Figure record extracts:
## Start

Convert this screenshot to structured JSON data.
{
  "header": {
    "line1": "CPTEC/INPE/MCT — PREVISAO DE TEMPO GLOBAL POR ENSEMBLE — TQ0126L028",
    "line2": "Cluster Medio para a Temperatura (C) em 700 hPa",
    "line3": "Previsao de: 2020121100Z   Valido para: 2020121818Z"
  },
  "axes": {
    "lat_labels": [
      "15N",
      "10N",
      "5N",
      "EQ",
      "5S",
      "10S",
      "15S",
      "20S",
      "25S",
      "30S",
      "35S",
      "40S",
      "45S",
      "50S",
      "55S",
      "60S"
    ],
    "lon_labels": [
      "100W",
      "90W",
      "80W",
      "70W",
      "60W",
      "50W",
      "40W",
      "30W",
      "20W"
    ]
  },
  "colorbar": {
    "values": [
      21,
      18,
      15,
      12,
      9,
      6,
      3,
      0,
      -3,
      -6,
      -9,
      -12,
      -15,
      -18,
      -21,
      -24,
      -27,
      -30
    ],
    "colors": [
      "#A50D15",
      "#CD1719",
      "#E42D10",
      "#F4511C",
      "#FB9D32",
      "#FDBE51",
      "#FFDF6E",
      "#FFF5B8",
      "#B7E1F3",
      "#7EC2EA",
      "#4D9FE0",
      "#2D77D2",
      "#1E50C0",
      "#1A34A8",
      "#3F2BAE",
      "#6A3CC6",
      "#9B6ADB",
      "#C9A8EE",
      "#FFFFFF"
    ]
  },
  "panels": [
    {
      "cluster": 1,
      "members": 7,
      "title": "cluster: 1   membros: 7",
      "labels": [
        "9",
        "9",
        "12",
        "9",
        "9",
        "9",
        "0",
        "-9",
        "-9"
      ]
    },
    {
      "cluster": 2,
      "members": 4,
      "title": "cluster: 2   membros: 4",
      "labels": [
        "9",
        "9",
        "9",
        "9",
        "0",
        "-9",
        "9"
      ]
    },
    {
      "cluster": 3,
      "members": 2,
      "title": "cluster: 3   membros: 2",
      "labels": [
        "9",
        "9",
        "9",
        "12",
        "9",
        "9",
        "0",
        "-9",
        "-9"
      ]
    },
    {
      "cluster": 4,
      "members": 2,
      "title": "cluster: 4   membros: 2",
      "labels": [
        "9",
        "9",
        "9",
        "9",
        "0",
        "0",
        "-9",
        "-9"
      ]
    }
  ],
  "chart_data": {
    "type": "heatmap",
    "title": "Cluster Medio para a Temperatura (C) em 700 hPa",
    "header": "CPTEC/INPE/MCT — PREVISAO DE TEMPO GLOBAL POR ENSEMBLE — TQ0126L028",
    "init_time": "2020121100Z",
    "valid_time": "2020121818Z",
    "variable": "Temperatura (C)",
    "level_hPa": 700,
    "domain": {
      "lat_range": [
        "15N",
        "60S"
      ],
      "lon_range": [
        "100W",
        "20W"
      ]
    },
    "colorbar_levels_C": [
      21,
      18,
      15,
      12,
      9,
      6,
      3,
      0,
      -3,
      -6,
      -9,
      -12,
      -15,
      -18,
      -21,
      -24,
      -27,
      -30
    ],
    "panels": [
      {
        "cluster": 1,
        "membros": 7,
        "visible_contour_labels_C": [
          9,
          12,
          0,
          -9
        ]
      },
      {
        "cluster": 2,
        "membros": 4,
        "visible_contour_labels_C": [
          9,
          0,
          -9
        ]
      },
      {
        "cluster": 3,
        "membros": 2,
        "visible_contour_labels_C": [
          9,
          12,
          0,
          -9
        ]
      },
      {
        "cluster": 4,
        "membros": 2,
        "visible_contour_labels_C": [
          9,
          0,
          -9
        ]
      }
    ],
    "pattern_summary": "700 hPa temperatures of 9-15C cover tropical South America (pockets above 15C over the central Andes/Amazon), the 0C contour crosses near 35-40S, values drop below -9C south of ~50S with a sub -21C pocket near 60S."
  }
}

## End

◆ EXERCISE INSTRUCTIONS:
Of all the lines above, how many contain "members"? Give the number and nothing more.

◆ RESULT OF THIS EXERCISE:
4